In einer fachtechnischen Stellungnahme vom 26. Juli 2017 kam die untere Naturschutzbehörde zu dem Ergebnis, durch die Bodenversiegelung und die optisch sichtbare Höhe werde die Leistungsfähigkeit des Naturhaushalts gemindert und das Landschaftsbild beeinträchtigt, wobei ein Einvernehmen unter anderem die Auflage erfordere, das Fahrsilo an drei Außenseiten mit Erdboden anzuböschen, sodass nach außen hin keine Bauteile sichtbar seien, und einen großkronigen Laubbaum auf dem Grundstück als Ausgleich zu pflanzen.
Mit Schreiben vom 7. August 2017 teilte das Landratsamt indes den Klägern mit, es sei eine Baugenehmigung erforderlich, weil das Fahrsilo nach der Stellungnahme des Landwirtschaftsamts nicht dem landwirtschaftlichen Betrieb diene, und empfahl die Antragsrücknahme, wogegen sich die Kläger mit Schreiben vom 17. Januar 2019 verwahrten, woraufhin das Landwirtschaftsamt mit Schreiben vom 29. Januar 2019 gegenüber dem Landratsamt an seiner ablehnenden Haltung festhielt und auch die Bauabteilung des Landratsamts mit Schreiben vom 28. Mai 2019 das Fahrsilo für gemäß § 35 BauGB für unzulässig hielt, was den Klägern mit Landratsamtsschreiben vom 11. Juni 2019 mitgeteilt wurde.

Arbeitsanweisungen =
- A) Welche Behörde gab laut der Quelle am 26. Juli 2017 eine fachtechnische Stellungnahme ab?
- B) Wiederhole bitte wörtlich den Abschnitt der Quelle, der mit den Worten „In einer fachtechnischen“ einsetzt und mit „Ausgleich zu pflanzen.“ schließt.
- C) Knüpfe an den letzten Satz der Quelle zum Streit um das Fahrsilo an und setze sie fort.

Bereitgestellte Daten =
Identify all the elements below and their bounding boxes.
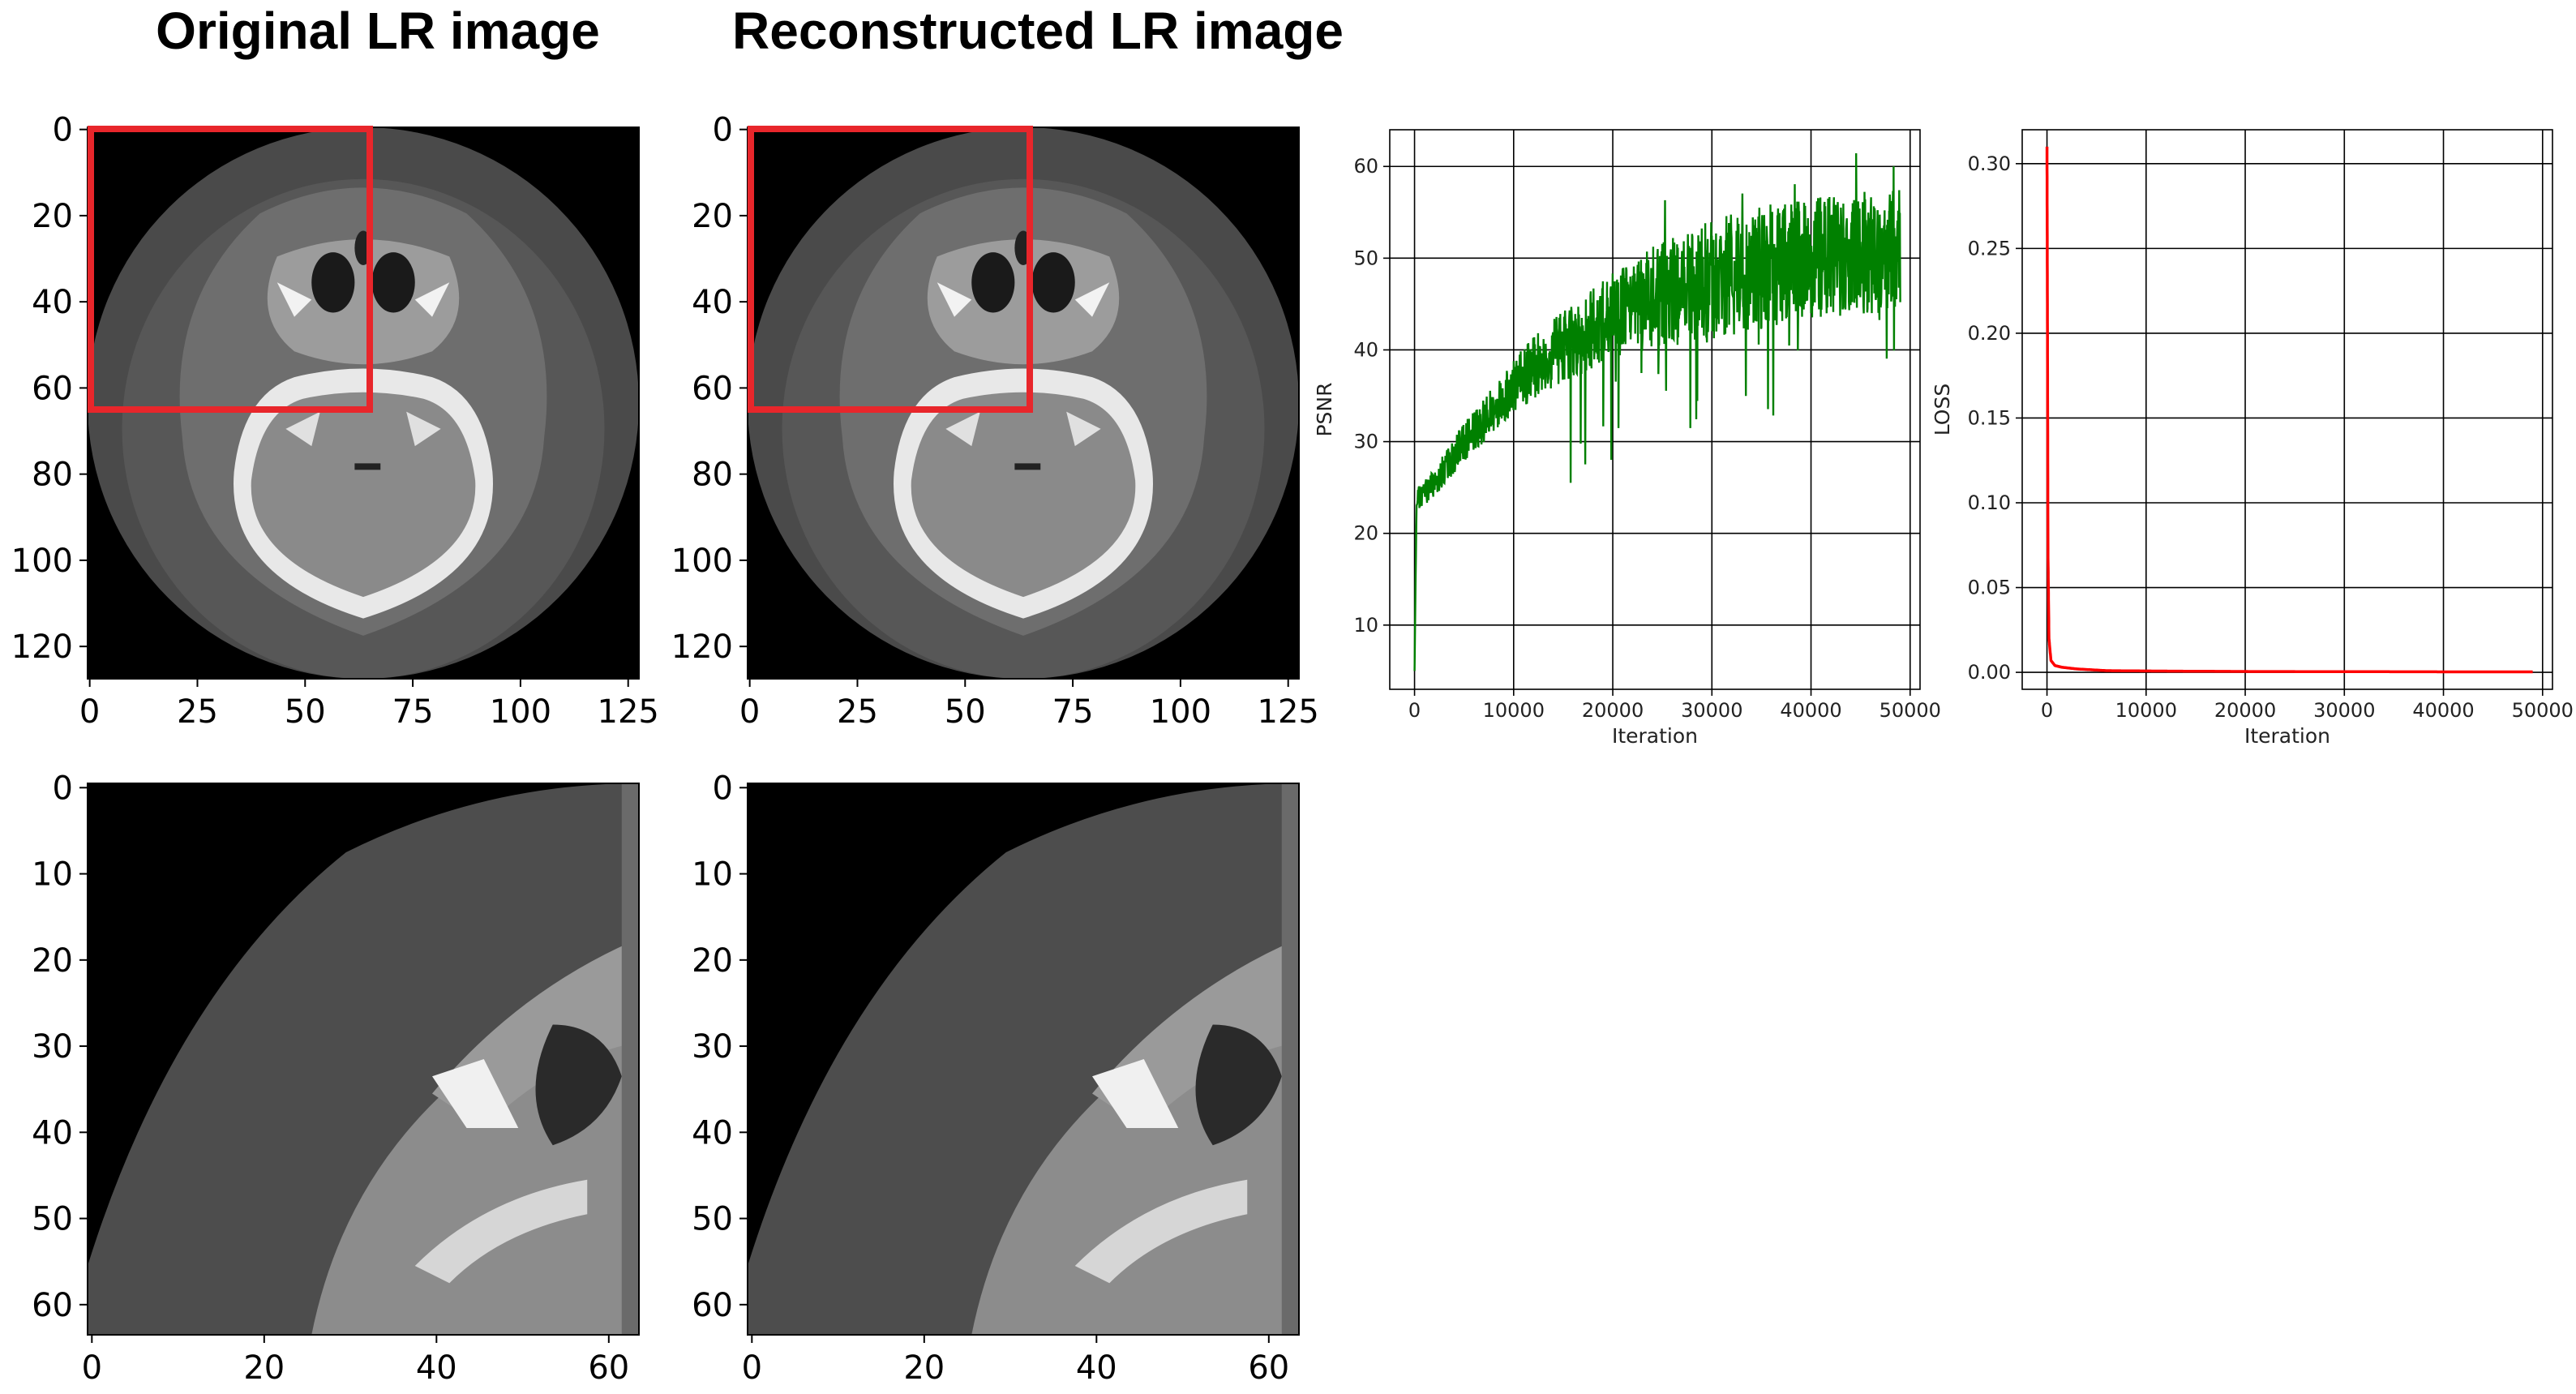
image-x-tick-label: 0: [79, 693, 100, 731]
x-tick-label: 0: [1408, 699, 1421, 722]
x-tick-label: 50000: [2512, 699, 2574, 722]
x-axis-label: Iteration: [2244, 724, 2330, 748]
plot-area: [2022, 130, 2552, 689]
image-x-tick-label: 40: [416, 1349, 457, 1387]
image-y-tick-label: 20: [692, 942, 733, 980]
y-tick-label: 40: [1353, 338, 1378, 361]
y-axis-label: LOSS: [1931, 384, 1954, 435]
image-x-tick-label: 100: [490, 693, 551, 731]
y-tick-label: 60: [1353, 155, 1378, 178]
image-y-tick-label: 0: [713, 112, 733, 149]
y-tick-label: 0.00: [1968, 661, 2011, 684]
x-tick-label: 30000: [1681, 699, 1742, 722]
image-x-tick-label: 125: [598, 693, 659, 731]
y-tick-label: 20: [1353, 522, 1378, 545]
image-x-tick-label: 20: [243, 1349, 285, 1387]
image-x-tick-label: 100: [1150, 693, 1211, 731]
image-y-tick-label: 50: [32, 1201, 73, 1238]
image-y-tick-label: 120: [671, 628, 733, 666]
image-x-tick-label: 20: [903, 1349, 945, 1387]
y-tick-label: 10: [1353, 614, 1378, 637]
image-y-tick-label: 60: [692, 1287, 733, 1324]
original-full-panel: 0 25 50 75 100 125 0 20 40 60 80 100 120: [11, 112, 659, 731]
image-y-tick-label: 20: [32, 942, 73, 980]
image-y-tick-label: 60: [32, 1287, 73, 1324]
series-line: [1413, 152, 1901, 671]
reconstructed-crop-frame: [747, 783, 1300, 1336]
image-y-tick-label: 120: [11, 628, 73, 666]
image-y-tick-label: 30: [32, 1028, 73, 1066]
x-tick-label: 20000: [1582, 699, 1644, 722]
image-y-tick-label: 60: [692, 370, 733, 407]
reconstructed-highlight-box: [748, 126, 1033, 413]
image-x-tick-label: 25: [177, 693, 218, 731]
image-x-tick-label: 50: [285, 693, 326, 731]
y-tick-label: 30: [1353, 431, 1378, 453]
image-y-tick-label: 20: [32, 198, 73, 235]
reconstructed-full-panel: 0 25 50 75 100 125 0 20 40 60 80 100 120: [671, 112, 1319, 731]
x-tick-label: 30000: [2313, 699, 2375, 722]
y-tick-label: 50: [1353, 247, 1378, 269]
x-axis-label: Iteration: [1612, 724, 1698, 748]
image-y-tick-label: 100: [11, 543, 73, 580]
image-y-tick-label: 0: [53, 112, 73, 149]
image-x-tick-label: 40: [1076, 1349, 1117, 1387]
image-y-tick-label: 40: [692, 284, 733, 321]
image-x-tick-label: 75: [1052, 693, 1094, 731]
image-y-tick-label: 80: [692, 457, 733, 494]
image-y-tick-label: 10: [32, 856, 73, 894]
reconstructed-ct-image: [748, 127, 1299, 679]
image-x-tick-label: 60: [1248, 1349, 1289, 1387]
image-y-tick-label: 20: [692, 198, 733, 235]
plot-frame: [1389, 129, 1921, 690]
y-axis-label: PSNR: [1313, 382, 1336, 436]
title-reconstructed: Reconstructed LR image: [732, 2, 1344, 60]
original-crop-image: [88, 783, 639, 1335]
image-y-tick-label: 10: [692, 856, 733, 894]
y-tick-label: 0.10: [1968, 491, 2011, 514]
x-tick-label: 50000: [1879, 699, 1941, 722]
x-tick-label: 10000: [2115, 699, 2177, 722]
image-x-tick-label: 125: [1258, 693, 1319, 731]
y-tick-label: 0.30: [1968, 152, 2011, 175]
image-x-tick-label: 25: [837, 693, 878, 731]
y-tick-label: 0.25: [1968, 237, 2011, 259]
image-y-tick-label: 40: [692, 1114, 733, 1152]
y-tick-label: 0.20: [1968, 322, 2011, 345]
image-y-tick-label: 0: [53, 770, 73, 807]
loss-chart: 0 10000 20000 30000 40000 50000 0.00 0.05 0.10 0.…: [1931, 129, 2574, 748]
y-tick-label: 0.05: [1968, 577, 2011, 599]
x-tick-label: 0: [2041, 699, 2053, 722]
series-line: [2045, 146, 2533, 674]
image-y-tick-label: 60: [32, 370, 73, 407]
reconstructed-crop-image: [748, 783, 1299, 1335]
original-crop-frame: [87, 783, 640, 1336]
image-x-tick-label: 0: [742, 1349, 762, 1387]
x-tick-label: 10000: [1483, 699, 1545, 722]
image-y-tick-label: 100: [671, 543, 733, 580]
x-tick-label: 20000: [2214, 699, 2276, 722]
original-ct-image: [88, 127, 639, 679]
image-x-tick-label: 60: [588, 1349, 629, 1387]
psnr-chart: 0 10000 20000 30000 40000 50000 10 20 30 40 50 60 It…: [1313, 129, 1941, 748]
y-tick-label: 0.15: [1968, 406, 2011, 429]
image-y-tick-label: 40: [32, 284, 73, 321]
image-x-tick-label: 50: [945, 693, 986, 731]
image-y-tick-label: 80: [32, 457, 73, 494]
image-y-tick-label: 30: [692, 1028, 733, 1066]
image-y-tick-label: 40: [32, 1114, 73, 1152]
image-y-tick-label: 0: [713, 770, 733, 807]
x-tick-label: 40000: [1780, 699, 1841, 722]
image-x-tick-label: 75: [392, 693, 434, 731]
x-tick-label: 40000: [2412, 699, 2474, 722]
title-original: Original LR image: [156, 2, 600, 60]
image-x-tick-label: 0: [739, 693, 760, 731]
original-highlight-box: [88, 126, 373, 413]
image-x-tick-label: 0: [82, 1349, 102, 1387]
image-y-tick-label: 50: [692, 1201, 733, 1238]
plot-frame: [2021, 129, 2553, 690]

Lösungen je Aufgabe =
- A) Die untere Naturschutzbehörde.

- B)
In einer fachtechnischen Stellungnahme vom 26. Juli 2017 kam die untere Naturschutzbehörde zu dem Ergebnis, durch die Bodenversiegelung und die optisch sichtbare Höhe werde die Leistungsfähigkeit des Naturhaushalts gemindert und das Landschaftsbild beeinträchtigt, wobei ein Einvernehmen unter anderem die Auflage erfordere, das Fahrsilo an drei Außenseiten mit Erdboden anzuböschen, sodass nach außen hin keine Bauteile sichtbar seien, und einen großkronigen Laubbaum auf dem Grundstück als Ausgleich zu pflanzen.

- C)
Mit Schreiben vom 11. September 2019 bestellte sich der Klägerbevollmächtigte im Verwaltungsverfahren und beantragte, die beantragte Erlaubnis für das Fahrsilo zu erteilen, und führte aus zum Viehbestand des klägerischen Betriebs, zur Betriebsfläche und zur Berechnung des erforderlichen Mindestvorschubs hinsichtlich Abmessungen des Fahrsilos.
Daraufhin hielt das Landwirtschaftsamt mit Schreiben vom 18. Oktober 2019 gegenüber dem Landratsamt unter Auseinandersetzung mit der Argumentation des Klägerbevollmächtigten an seiner ablehnenden Haltung fest. Dazu entgegnete der Klägerbevollmächtigte mit Schreiben vom 16. Dezember 2019, wies dabei auf die Baugenehmigungsfreiheit gemäß Art. 57 Abs. 1 Nr. 6 BayBO hin und argumentierte, weshalb aus klägerischer Sicht das Fahrsilo dem landwirtschaftlichen Betrieb der Kläger diene.
Nachdem auch eine Eingabe des Klägerbevollmächtigten an das Staatsministerium für Ernährung, Landwirtschaft und Forsten erfolglos geblieben war, lehnte das Landratsamt den Erlaubnisantrag mit Bescheid vom 17. April 2020, dem Klägerbevollmächtigte zugestellt am 21. April 2020, kostenpflichtig ab. Mit Klageschrift vom 11. Mai 2020, beim Verwaltungsgericht W eingegangen am 15. Mai 2020, beantragte der Klägerbevollmächtigte, den Beklagten zu verpflichten, den Klägern die begehrte Erlaubnis für die Errichtung des Fahrsilos zu erteilen.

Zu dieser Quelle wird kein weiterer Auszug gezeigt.